** Start **
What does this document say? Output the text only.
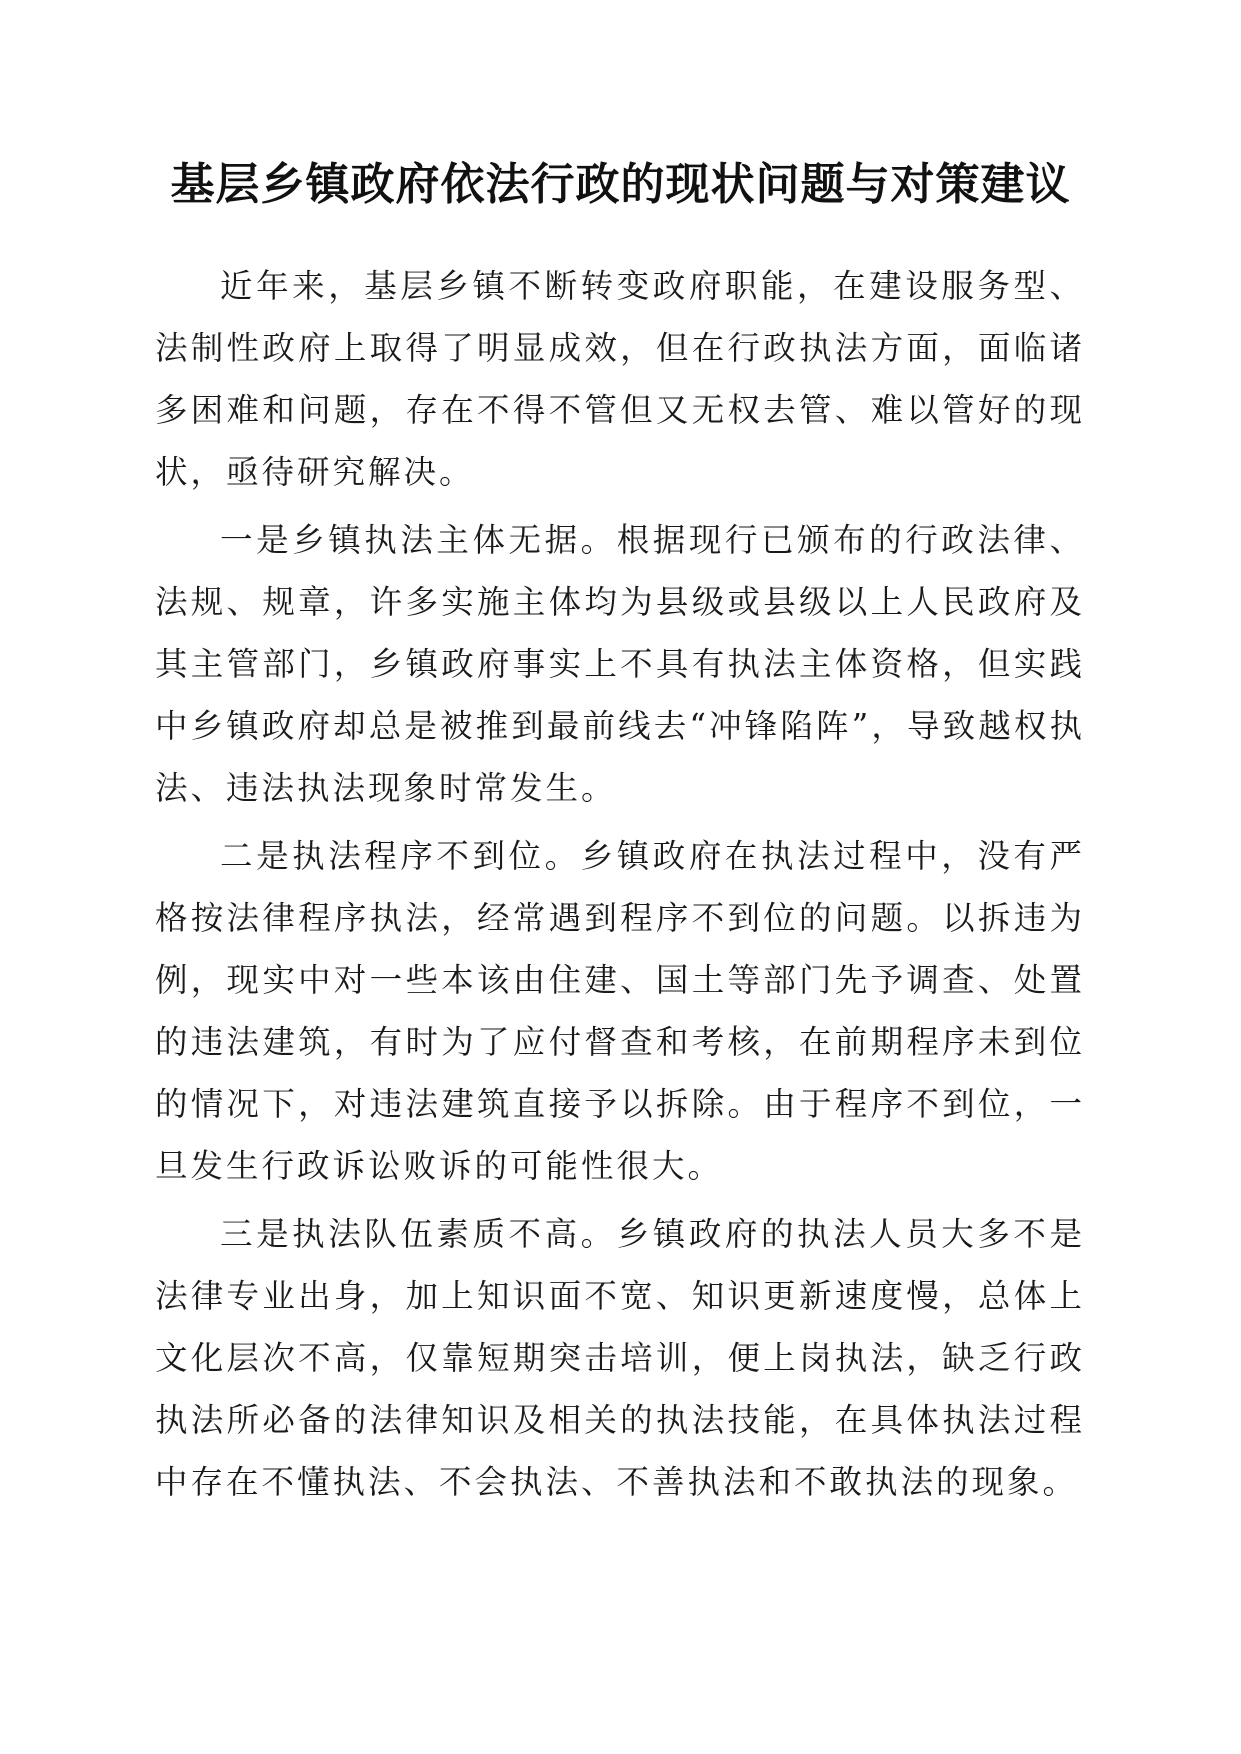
基层乡镇政府依法行政的现状问题与对策建议

近年来，基层乡镇不断转变政府职能，在建设服务型、法制性政府上取得了明显成效，但在行政执法方面，面临诸多困难和问题，存在不得不管但又无权去管、难以管好的现状，亟待研究解决。

一是乡镇执法主体无据。根据现行已颁布的行政法律、法规、规章，许多实施主体均为县级或县级以上人民政府及其主管部门，乡镇政府事实上不具有执法主体资格，但实践中乡镇政府却总是被推到最前线去“冲锋陷阵”，导致越权执法、违法执法现象时常发生。

二是执法程序不到位。乡镇政府在执法过程中，没有严格按法律程序执法，经常遇到程序不到位的问题。以拆违为例，现实中对一些本该由住建、国土等部门先予调查、处置的违法建筑，有时为了应付督查和考核，在前期程序未到位的情况下，对违法建筑直接予以拆除。由于程序不到位，一旦发生行政诉讼败诉的可能性很大。

三是执法队伍素质不高。乡镇政府的执法人员大多不是法律专业出身，加上知识面不宽、知识更新速度慢，总体上文化层次不高，仅靠短期突击培训，便上岗执法，缺乏行政执法所必备的法律知识及相关的执法技能，在具体执法过程中存在不懂执法、不会执法、不善执法和不敢执法的现象。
** End **
● WORK INSTRUCTIONS: Transcribe the whole listing exactly. Pictures stay out of your copy.

● RESPONSE:
What does this document say? Output the text only.
基层乡镇政府依法行政的现状问题与对策建议

近年来，基层乡镇不断转变政府职能，在建设服务型、法制性政府上取得了明显成效，但在行政执法方面，面临诸多困难和问题，存在不得不管但又无权去管、难以管好的现状，亟待研究解决。

一是乡镇执法主体无据。根据现行已颁布的行政法律、法规、规章，许多实施主体均为县级或县级以上人民政府及其主管部门，乡镇政府事实上不具有执法主体资格，但实践中乡镇政府却总是被推到最前线去“冲锋陷阵”，导致越权执法、违法执法现象时常发生。

二是执法程序不到位。乡镇政府在执法过程中，没有严格按法律程序执法，经常遇到程序不到位的问题。以拆违为例，现实中对一些本该由住建、国土等部门先予调查、处置的违法建筑，有时为了应付督查和考核，在前期程序未到位的情况下，对违法建筑直接予以拆除。由于程序不到位，一旦发生行政诉讼败诉的可能性很大。

三是执法队伍素质不高。乡镇政府的执法人员大多不是法律专业出身，加上知识面不宽、知识更新速度慢，总体上文化层次不高，仅靠短期突击培训，便上岗执法，缺乏行政执法所必备的法律知识及相关的执法技能，在具体执法过程中存在不懂执法、不会执法、不善执法和不敢执法的现象。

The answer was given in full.